--- Source data ---

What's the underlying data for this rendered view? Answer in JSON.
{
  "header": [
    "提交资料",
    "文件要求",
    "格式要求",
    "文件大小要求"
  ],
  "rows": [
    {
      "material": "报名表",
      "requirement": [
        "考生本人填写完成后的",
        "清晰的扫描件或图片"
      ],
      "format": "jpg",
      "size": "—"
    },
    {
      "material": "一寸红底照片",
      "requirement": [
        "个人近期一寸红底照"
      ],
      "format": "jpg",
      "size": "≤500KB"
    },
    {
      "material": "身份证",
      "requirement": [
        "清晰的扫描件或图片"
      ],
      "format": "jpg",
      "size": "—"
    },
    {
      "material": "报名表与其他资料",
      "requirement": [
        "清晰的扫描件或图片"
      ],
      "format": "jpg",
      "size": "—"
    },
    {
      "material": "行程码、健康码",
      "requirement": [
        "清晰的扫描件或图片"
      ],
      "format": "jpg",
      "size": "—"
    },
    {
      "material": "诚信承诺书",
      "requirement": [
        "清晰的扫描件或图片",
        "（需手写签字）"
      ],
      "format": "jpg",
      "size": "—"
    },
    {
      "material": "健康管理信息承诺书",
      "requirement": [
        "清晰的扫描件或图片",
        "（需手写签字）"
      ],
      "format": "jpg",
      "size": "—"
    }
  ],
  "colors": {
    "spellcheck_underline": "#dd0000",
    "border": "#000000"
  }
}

--- Work to complete ---
Repeat the data above exactly.

--- In response ---
What's the underlying data for this rendered view? Answer in JSON.
{
  "header": [
    "提交资料",
    "文件要求",
    "格式要求",
    "文件大小要求"
  ],
  "rows": [
    {
      "material": "报名表",
      "requirement": [
        "考生本人填写完成后的",
        "清晰的扫描件或图片"
      ],
      "format": "jpg",
      "size": "—"
    },
    {
      "material": "一寸红底照片",
      "requirement": [
        "个人近期一寸红底照"
      ],
      "format": "jpg",
      "size": "≤500KB"
    },
    {
      "material": "身份证",
      "requirement": [
        "清晰的扫描件或图片"
      ],
      "format": "jpg",
      "size": "—"
    },
    {
      "material": "报名表与其他资料",
      "requirement": [
        "清晰的扫描件或图片"
      ],
      "format": "jpg",
      "size": "—"
    },
    {
      "material": "行程码、健康码",
      "requirement": [
        "清晰的扫描件或图片"
      ],
      "format": "jpg",
      "size": "—"
    },
    {
      "material": "诚信承诺书",
      "requirement": [
        "清晰的扫描件或图片",
        "（需手写签字）"
      ],
      "format": "jpg",
      "size": "—"
    },
    {
      "material": "健康管理信息承诺书",
      "requirement": [
        "清晰的扫描件或图片",
        "（需手写签字）"
      ],
      "format": "jpg",
      "size": "—"
    }
  ],
  "colors": {
    "spellcheck_underline": "#dd0000",
    "border": "#000000"
  }
}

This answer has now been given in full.